-- Start Material supplied --

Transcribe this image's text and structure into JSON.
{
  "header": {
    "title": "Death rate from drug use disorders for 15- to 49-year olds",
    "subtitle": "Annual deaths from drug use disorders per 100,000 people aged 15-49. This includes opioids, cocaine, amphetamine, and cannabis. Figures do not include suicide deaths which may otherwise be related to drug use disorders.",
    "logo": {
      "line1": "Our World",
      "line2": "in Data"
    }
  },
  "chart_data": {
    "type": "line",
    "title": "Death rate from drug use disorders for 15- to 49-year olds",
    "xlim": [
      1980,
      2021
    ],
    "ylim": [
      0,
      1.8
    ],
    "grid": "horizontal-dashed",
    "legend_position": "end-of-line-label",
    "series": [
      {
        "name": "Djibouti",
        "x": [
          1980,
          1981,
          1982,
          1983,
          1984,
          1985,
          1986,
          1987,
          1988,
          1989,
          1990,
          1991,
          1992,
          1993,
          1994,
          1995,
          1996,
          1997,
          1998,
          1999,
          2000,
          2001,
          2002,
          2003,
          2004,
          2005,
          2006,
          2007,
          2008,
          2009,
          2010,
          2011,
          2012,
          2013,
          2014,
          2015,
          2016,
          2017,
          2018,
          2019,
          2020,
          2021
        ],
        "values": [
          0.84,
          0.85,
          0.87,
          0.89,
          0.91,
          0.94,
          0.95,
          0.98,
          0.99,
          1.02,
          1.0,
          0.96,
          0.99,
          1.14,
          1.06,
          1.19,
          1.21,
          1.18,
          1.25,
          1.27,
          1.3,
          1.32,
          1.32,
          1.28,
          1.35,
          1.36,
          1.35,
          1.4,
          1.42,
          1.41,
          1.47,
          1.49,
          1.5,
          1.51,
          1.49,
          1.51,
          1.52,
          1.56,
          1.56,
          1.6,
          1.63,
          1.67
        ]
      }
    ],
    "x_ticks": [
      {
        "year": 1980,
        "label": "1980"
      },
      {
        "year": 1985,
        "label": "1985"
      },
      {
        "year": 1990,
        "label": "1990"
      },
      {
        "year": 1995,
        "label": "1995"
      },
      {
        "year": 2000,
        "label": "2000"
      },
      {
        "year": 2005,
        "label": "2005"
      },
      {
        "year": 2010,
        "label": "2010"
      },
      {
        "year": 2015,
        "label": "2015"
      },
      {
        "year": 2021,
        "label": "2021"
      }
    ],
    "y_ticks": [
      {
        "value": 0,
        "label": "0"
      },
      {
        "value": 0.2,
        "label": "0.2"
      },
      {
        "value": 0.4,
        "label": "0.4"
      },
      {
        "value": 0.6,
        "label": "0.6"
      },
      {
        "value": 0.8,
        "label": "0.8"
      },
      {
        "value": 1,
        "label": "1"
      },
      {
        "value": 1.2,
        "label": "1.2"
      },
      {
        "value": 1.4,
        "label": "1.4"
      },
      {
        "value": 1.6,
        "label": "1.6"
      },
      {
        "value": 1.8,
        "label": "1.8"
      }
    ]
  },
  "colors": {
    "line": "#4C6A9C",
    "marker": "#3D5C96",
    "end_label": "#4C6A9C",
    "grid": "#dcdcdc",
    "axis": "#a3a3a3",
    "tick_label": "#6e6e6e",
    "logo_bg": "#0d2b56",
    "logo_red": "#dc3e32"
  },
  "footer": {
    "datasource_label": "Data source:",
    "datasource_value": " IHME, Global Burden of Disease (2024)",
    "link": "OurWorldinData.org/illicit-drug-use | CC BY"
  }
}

-- End Material supplied --

[Task description]
Copy each line of the data exactly, leaving nothing out.

[Written reply]
Transcribe this image's text and structure into JSON.
{
  "header": {
    "title": "Death rate from drug use disorders for 15- to 49-year olds",
    "subtitle": "Annual deaths from drug use disorders per 100,000 people aged 15-49. This includes opioids, cocaine, amphetamine, and cannabis. Figures do not include suicide deaths which may otherwise be related to drug use disorders.",
    "logo": {
      "line1": "Our World",
      "line2": "in Data"
    }
  },
  "chart_data": {
    "type": "line",
    "title": "Death rate from drug use disorders for 15- to 49-year olds",
    "xlim": [
      1980,
      2021
    ],
    "ylim": [
      0,
      1.8
    ],
    "grid": "horizontal-dashed",
    "legend_position": "end-of-line-label",
    "series": [
      {
        "name": "Djibouti",
        "x": [
          1980,
          1981,
          1982,
          1983,
          1984,
          1985,
          1986,
          1987,
          1988,
          1989,
          1990,
          1991,
          1992,
          1993,
          1994,
          1995,
          1996,
          1997,
          1998,
          1999,
          2000,
          2001,
          2002,
          2003,
          2004,
          2005,
          2006,
          2007,
          2008,
          2009,
          2010,
          2011,
          2012,
          2013,
          2014,
          2015,
          2016,
          2017,
          2018,
          2019,
          2020,
          2021
        ],
        "values": [
          0.84,
          0.85,
          0.87,
          0.89,
          0.91,
          0.94,
          0.95,
          0.98,
          0.99,
          1.02,
          1.0,
          0.96,
          0.99,
          1.14,
          1.06,
          1.19,
          1.21,
          1.18,
          1.25,
          1.27,
          1.3,
          1.32,
          1.32,
          1.28,
          1.35,
          1.36,
          1.35,
          1.4,
          1.42,
          1.41,
          1.47,
          1.49,
          1.5,
          1.51,
          1.49,
          1.51,
          1.52,
          1.56,
          1.56,
          1.6,
          1.63,
          1.67
        ]
      }
    ],
    "x_ticks": [
      {
        "year": 1980,
        "label": "1980"
      },
      {
        "year": 1985,
        "label": "1985"
      },
      {
        "year": 1990,
        "label": "1990"
      },
      {
        "year": 1995,
        "label": "1995"
      },
      {
        "year": 2000,
        "label": "2000"
      },
      {
        "year": 2005,
        "label": "2005"
      },
      {
        "year": 2010,
        "label": "2010"
      },
      {
        "year": 2015,
        "label": "2015"
      },
      {
        "year": 2021,
        "label": "2021"
      }
    ],
    "y_ticks": [
      {
        "value": 0,
        "label": "0"
      },
      {
        "value": 0.2,
        "label": "0.2"
      },
      {
        "value": 0.4,
        "label": "0.4"
      },
      {
        "value": 0.6,
        "label": "0.6"
      },
      {
        "value": 0.8,
        "label": "0.8"
      },
      {
        "value": 1,
        "label": "1"
      },
      {
        "value": 1.2,
        "label": "1.2"
      },
      {
        "value": 1.4,
        "label": "1.4"
      },
      {
        "value": 1.6,
        "label": "1.6"
      },
      {
        "value": 1.8,
        "label": "1.8"
      }
    ]
  },
  "colors": {
    "line": "#4C6A9C",
    "marker": "#3D5C96",
    "end_label": "#4C6A9C",
    "grid": "#dcdcdc",
    "axis": "#a3a3a3",
    "tick_label": "#6e6e6e",
    "logo_bg": "#0d2b56",
    "logo_red": "#dc3e32"
  },
  "footer": {
    "datasource_label": "Data source:",
    "datasource_value": " IHME, Global Burden of Disease (2024)",
    "link": "OurWorldinData.org/illicit-drug-use | CC BY"
  }
}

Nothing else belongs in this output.